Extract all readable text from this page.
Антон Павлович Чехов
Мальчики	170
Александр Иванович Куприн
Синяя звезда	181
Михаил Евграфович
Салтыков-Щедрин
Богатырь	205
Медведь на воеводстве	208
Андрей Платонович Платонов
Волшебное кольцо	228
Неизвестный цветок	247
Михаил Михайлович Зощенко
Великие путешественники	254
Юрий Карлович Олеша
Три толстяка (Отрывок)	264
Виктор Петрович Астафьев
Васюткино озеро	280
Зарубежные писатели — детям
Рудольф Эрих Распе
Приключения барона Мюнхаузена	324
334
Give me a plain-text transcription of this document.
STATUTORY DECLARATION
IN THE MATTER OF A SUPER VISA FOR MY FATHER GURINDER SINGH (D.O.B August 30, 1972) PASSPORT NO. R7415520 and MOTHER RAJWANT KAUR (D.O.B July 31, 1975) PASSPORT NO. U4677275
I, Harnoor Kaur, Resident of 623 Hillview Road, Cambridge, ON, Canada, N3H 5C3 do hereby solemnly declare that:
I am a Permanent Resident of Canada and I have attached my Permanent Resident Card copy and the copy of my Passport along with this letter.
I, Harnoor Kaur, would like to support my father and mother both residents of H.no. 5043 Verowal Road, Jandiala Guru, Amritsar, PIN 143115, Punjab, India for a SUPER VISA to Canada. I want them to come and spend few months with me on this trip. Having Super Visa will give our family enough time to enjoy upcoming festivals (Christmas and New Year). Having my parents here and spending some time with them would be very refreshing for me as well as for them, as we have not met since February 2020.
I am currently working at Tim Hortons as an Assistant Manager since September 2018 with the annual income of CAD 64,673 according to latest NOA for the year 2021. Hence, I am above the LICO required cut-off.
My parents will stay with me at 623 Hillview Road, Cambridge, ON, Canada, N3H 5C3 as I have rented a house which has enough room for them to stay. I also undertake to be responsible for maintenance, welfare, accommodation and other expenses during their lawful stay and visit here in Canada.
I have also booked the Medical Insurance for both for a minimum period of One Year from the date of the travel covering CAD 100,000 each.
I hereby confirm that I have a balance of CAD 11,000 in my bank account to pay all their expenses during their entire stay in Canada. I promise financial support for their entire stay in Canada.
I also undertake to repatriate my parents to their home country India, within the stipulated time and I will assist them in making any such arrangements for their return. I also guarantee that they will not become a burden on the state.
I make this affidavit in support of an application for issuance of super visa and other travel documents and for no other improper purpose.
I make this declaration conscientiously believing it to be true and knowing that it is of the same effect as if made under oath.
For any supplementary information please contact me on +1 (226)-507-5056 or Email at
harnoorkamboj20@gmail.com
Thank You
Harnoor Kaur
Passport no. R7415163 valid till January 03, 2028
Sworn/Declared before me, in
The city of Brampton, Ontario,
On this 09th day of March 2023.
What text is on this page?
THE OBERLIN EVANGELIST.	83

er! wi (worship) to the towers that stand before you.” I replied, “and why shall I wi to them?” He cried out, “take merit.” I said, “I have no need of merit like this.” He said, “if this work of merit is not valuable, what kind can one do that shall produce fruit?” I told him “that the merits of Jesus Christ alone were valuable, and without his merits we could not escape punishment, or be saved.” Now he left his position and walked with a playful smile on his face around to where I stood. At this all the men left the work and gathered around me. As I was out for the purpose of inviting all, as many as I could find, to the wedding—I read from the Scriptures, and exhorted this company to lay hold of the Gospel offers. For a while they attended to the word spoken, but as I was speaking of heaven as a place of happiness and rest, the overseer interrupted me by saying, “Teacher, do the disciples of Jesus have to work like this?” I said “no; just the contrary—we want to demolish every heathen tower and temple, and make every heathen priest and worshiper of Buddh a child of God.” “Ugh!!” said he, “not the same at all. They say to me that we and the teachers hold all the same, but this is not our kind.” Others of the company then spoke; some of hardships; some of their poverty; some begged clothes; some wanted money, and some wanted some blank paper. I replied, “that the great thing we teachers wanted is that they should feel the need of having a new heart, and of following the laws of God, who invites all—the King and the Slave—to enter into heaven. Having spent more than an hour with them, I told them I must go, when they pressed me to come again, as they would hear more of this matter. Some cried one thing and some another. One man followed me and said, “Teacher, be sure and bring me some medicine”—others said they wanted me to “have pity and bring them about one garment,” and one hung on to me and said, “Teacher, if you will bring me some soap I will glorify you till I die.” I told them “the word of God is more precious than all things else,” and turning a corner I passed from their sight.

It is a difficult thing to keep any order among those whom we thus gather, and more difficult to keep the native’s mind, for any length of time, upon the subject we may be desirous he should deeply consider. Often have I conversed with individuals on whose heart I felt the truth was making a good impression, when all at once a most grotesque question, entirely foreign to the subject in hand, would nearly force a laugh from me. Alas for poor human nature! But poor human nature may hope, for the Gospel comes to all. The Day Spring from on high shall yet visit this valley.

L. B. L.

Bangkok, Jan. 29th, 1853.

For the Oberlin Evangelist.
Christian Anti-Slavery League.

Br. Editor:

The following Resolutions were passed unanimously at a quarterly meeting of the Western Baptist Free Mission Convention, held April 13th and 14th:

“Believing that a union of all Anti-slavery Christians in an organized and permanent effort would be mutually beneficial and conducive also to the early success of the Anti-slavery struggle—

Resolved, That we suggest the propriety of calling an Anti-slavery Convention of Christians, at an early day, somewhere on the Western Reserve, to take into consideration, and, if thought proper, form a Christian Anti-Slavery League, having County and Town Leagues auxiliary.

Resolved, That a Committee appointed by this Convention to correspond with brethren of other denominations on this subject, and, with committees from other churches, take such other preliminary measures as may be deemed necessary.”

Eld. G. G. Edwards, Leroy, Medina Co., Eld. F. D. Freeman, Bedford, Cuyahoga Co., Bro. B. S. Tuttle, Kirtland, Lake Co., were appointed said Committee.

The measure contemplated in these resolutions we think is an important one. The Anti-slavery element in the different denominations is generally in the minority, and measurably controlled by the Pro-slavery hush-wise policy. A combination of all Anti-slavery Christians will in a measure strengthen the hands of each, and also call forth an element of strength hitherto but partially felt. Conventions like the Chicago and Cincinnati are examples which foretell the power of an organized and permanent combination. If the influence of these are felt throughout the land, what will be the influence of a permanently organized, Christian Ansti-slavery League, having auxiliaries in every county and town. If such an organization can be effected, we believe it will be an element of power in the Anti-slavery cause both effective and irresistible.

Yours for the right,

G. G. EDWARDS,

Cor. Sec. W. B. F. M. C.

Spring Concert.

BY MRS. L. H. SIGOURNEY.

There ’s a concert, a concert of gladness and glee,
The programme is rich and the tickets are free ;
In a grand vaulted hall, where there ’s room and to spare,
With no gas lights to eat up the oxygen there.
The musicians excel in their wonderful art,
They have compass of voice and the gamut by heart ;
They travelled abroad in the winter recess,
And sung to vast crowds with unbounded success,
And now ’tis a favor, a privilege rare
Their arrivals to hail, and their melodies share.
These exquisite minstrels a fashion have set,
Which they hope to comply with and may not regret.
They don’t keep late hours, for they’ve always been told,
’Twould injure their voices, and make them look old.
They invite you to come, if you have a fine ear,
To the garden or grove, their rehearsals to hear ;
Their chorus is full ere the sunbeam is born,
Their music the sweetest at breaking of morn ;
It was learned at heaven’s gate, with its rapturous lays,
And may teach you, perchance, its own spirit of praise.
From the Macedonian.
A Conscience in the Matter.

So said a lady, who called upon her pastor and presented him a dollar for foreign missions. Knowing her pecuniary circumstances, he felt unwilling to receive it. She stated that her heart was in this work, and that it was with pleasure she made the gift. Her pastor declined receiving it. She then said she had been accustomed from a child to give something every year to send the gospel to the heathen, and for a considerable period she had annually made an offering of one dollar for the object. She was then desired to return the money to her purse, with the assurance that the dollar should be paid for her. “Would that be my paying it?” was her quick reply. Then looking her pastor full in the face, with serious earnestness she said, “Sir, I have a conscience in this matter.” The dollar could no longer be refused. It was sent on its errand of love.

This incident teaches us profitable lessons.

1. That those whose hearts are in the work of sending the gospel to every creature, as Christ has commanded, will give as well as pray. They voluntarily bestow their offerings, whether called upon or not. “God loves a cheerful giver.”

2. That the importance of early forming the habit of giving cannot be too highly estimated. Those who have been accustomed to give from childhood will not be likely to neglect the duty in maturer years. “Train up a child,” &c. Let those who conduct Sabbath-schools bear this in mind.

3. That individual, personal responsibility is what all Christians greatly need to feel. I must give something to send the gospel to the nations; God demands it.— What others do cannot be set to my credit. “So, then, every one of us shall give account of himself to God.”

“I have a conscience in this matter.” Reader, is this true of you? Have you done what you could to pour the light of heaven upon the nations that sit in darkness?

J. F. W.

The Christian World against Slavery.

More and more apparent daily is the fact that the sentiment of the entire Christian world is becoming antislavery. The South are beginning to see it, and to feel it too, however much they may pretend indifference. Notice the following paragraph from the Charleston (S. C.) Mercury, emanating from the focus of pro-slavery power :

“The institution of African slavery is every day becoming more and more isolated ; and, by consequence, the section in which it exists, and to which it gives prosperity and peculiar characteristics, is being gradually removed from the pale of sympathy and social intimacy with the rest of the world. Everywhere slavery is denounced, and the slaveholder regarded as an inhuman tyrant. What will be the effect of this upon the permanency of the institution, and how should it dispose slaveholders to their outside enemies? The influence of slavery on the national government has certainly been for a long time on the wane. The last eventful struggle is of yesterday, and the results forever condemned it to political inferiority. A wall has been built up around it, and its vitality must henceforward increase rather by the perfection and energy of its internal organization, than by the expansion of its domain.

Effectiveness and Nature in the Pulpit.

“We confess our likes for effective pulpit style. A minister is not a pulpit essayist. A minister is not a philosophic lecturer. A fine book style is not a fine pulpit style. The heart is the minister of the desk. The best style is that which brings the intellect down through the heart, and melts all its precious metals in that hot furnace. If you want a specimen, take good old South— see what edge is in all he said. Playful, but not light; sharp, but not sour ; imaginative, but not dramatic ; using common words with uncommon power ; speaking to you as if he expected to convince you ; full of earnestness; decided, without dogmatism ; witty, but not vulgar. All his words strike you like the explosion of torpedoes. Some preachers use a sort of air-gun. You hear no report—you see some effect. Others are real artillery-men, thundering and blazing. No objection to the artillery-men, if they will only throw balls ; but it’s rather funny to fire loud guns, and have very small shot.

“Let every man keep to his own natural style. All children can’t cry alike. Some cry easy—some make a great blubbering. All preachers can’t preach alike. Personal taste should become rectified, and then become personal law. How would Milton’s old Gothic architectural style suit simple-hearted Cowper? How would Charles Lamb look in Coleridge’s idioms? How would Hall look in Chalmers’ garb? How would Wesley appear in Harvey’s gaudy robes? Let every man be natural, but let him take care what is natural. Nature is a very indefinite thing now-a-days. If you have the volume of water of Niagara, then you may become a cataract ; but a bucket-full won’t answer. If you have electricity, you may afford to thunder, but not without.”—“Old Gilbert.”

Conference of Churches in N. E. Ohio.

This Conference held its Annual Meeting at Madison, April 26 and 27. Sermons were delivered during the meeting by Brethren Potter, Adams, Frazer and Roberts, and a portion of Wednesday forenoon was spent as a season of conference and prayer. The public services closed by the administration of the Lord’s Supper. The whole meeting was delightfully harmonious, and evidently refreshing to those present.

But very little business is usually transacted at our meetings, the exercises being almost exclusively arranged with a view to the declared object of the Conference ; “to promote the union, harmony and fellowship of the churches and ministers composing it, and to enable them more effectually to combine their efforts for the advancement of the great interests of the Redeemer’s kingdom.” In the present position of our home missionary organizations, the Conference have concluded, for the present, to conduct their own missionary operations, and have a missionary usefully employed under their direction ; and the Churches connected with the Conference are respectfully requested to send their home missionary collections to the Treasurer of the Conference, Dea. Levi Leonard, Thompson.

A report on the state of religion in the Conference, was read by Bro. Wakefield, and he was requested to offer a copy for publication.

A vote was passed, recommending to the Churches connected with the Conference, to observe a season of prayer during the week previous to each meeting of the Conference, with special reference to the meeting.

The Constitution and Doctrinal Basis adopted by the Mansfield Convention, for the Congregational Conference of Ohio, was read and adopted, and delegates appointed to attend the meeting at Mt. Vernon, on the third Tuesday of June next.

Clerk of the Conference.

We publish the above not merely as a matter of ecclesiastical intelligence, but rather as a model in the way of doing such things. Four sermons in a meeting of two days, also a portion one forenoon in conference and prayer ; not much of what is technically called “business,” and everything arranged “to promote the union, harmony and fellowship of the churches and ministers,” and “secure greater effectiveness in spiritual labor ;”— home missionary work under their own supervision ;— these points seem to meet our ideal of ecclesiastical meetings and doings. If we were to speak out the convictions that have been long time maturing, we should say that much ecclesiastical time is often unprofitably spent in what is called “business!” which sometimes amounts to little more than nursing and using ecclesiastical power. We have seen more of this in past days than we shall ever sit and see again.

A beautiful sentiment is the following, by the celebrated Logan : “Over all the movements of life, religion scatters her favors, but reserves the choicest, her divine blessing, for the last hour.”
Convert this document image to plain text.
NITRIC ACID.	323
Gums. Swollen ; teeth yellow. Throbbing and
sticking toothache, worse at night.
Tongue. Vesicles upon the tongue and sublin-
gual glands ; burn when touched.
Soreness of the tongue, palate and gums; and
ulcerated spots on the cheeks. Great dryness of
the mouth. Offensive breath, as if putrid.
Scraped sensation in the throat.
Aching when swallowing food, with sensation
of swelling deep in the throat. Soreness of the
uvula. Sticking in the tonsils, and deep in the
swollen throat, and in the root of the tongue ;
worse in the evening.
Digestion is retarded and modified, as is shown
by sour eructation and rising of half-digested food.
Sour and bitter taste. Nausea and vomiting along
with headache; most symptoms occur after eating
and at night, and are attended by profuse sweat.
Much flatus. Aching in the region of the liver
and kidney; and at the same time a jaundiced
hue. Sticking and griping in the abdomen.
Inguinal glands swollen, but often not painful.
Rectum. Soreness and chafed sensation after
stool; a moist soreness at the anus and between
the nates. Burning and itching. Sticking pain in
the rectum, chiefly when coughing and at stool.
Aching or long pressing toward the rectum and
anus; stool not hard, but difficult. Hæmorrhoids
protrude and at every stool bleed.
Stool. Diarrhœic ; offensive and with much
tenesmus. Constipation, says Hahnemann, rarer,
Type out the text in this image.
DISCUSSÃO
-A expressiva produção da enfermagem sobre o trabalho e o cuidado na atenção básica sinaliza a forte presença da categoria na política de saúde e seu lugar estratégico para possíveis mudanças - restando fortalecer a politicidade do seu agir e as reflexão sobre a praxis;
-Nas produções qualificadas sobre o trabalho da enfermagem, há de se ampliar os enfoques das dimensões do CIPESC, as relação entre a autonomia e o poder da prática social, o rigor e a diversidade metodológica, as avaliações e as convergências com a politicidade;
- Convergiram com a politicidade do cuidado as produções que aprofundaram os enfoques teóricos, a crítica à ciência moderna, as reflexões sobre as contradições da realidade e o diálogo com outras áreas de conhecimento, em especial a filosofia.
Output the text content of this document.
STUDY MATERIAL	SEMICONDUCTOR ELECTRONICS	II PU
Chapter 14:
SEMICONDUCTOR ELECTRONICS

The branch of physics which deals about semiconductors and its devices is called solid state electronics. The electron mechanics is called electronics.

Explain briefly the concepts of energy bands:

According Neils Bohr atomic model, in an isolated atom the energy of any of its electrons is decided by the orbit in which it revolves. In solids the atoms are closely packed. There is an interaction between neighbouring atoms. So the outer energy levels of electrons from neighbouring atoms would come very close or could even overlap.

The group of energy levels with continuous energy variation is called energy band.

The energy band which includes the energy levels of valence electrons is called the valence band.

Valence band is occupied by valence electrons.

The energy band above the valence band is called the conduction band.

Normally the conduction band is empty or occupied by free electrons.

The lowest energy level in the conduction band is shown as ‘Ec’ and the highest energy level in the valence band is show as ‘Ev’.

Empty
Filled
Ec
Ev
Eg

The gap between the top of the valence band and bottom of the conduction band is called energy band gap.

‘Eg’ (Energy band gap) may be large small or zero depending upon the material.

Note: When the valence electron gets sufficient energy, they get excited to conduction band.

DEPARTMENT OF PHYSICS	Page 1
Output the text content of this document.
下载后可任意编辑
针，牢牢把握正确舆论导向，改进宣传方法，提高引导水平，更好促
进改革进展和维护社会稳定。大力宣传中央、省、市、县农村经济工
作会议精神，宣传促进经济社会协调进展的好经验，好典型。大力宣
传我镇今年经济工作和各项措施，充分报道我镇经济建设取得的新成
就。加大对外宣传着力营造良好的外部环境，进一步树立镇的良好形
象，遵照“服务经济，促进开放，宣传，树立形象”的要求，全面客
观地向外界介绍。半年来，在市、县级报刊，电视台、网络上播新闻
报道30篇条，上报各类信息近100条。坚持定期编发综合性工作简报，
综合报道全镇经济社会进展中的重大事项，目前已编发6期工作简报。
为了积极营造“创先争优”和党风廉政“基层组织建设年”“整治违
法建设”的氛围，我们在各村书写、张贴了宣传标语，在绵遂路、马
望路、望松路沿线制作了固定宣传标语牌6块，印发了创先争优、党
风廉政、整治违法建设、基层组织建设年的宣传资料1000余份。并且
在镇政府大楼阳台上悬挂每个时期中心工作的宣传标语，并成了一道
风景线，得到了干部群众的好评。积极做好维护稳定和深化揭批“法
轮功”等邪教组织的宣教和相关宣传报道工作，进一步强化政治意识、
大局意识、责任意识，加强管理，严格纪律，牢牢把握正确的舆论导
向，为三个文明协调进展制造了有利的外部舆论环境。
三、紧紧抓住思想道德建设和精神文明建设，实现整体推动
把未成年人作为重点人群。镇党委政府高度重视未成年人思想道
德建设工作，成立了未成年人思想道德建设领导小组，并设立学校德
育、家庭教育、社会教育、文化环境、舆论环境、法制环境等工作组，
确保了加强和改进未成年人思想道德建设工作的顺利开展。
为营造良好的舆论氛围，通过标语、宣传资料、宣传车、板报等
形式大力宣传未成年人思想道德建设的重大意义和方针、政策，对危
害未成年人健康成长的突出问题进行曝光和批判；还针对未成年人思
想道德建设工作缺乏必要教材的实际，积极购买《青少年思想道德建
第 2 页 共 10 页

## BRIEF
For the data above, state how many lines contain "produções"; the number is the whole answer.

## REPLY TO THE EXERCISE
2